本文抜粋
◆ ◆ ◆ ◆

2012/05/11

ワタリガニの豆鼓炒め

これ、一応苦手克服系なエントリです。

メインの食材は、ワタリガニです。先日のエントリで書きましたが、どっちかっていうと地元では非メジャーな食材で、(例によって)たまたま地元百貨店の鮮魚コーナーで売ってました。

個人的には、ワタリガニの「身は」は大好きです。でも普段は地元で店頭に並んでるのは、ガルフ(=ペルシア湾)バハレーン産の解凍ものばかり。ましてや、蟹=ずわい蟹な土地ゆえ、何年か前に日間賀島で食べたようなとれとれピチピチなワタリガニは、めったにいただくことはできません。

そんな土地で、なかなかに見所のあるワタリガニが並んでいました。富山産。しかも、相当に魅力的な体つきです。実際、包丁を入れてみると、中にはミソと卵がギッチリ詰まっています。

とはいえ、香川ちっくな呼称を用いるならば「かに県」な住民としては、売り場でぐったりしている蟹を買って帰って茹でてみても、如何せん臭いが気になります。日間賀島の蟹のような気持ちのいい食べ物ではありません。

そこで仕方なく、ワタリガニ料理の定番、豆鼓炒めとしたのですが、




◎ワタリガニの豆鼓炒め
  1. ワタリガニの甲羅を真ん中で半分に割り、その半身を三分する。片栗粉をまぶして揚げる
  2. 鍋に油を入れ、にんにく、ショウガ、ネギの香りを軽く出し、刻んだ豆鼓、豆板醤、陳皮を入れて香りと辛みと味を出す。そこに紹興酒で香りを立て、スープ適量を入れる。醤油、砂糖などで味を調え、片栗粉でとろみをつける
  3. 2に1を加え、なじませる。なじんだら、ごま油、または好みの香油で香り付けする

このお料理自体は、バハレーン産のワタリガニでも、味噌汁と並んでつくるおなじみのメニューです。

◆ ◆ ◆ ◆

データブロック

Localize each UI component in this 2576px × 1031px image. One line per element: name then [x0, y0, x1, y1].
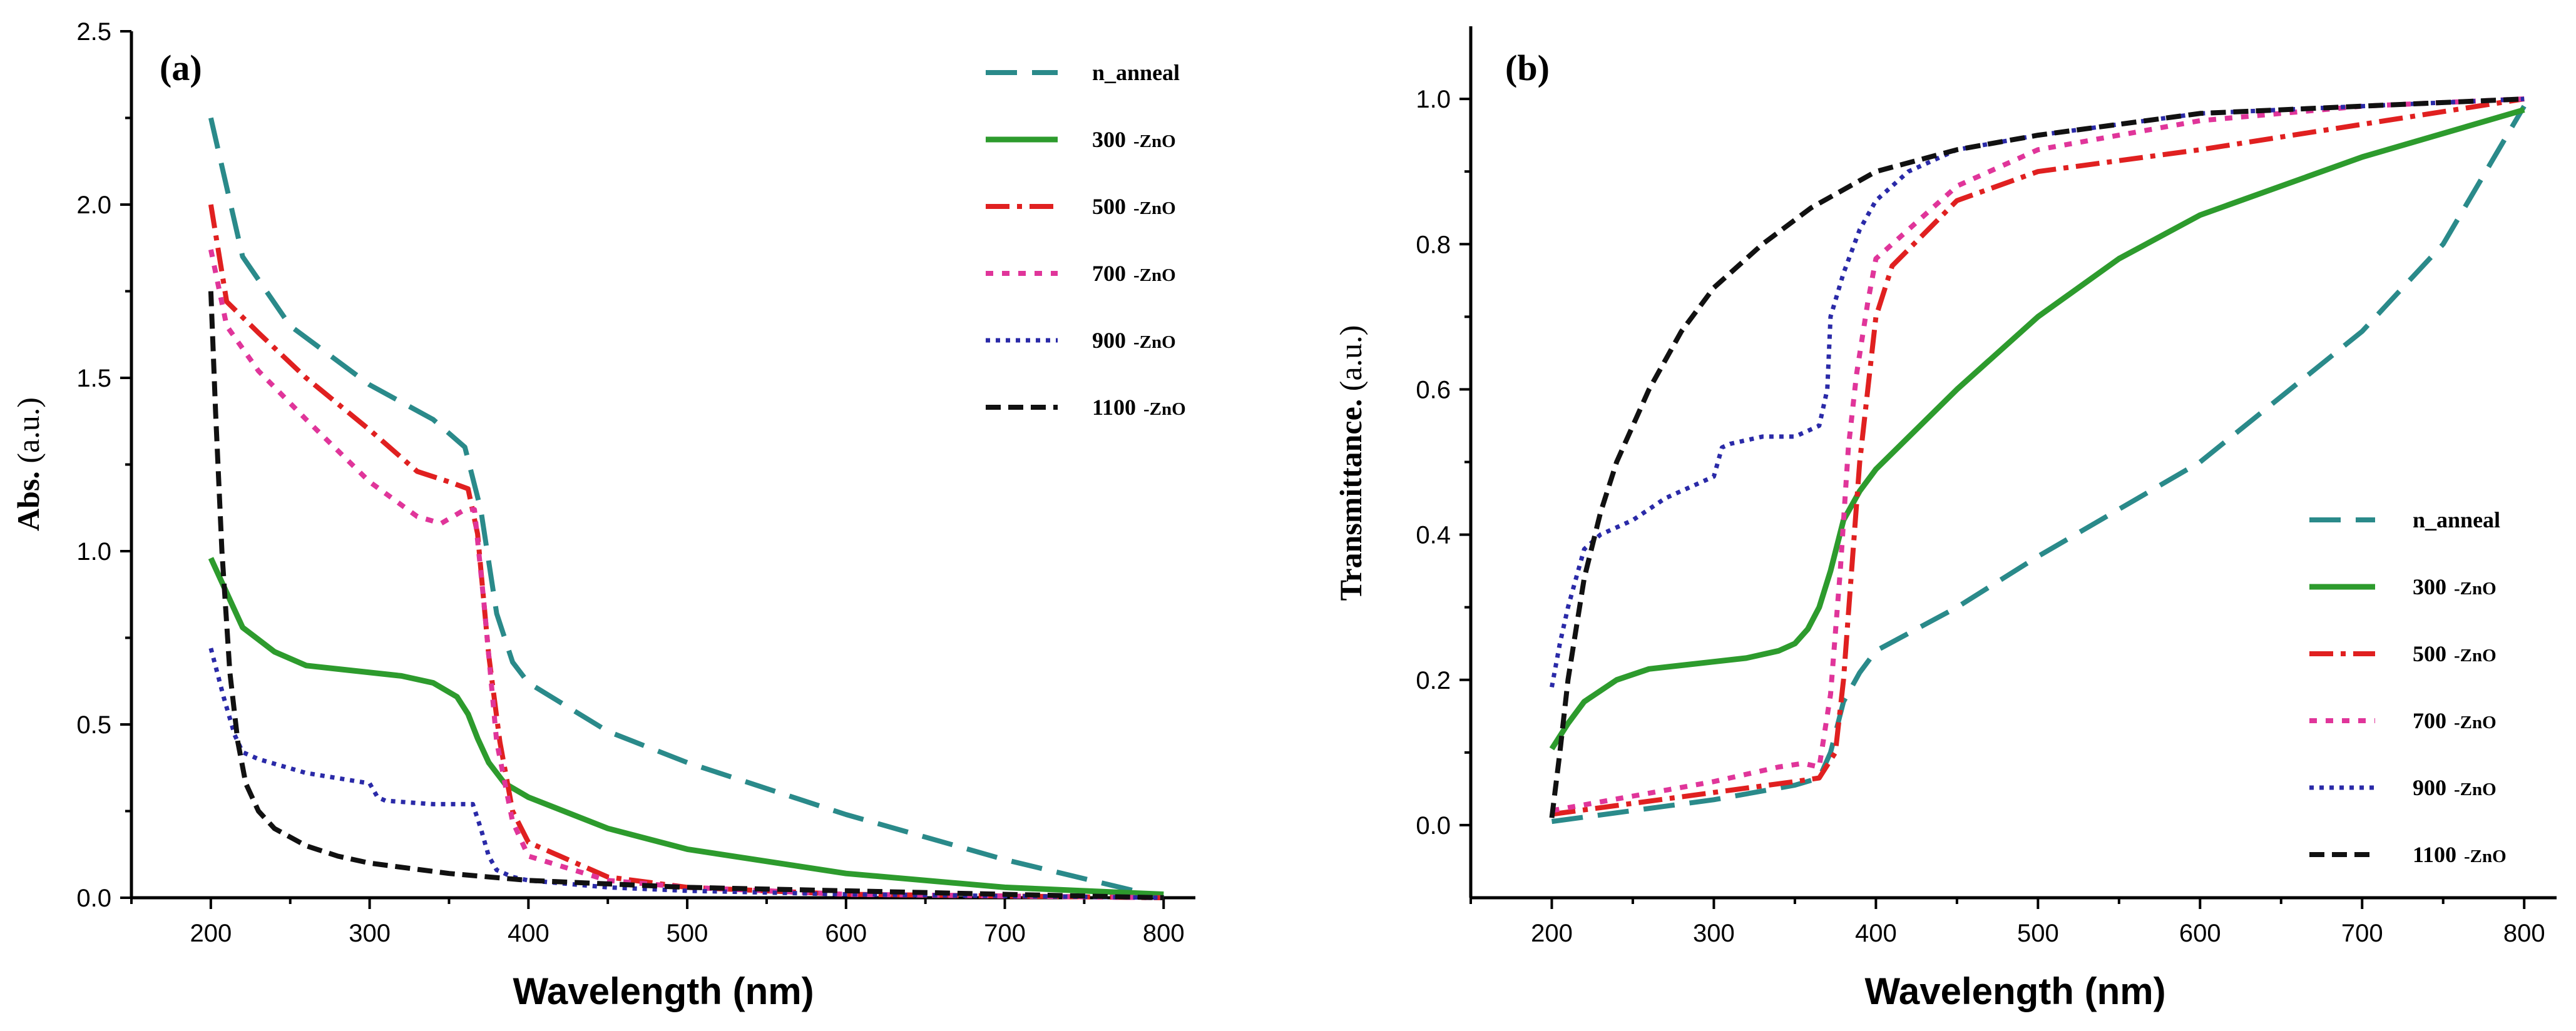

◆ ◆ ◆ ◆

出題
ワタリガニの豆鼓炒めについての文章を、最後の文のあとから書き継いでください。

演習結果
でも、眼目は苦手克服。

実は、僕自身は蟹味噌がとても苦手で、セイコ蟹でもなんでも、味噌は酢で洗い流して食べるくらいに苦手な味です。メロンやウニにも共通する、リッチで濃厚な時が苦手なのです。牛の霜降り肉もとても苦手で、砂糖と醤油を直接肉に振りかけて調理する関西風すき焼き以外では、食べることがとても苦痛なのです。

でも今回は、ワタリガニならではの肩の部分にみっちりと付いた身とともにこびりついている味噌が、好意的に味わえたのです。油で揚げたことに加え、香りも味も濃厚な豆鼓ソースのおかげで、プラスに転化するのです。

同じような事例として、鱈の白子があります。やっぱりリッチで濃厚系な味ですが...

それが、天ぷらにしたり、ガーリックバターソテーにして、濃厚すぎる味を、さらに濃厚なフレイバーで覆うと、それなりにしっかりした美味しさに転じてしまう、あぶらの味の力。これと同じような効果を豆鼓ソースが演出してくれているのです。

果たして、十分に火の入った蟹味噌は豆鼓ソースとのバッティングで、とても美味しくいただけました。リッチな味わいを好む一般の人の味覚にそぐうかは疑問ですが、同じ様な味覚をお持ちの方には、喜びの幅を広げてもらえるきっかけになるのではないかとおもってのエントリです。

もちろん、この調理によって広がる蟹の身の甘みと旨みの深さ、ビールをあおった時の気持ち良さは言うまでもありません。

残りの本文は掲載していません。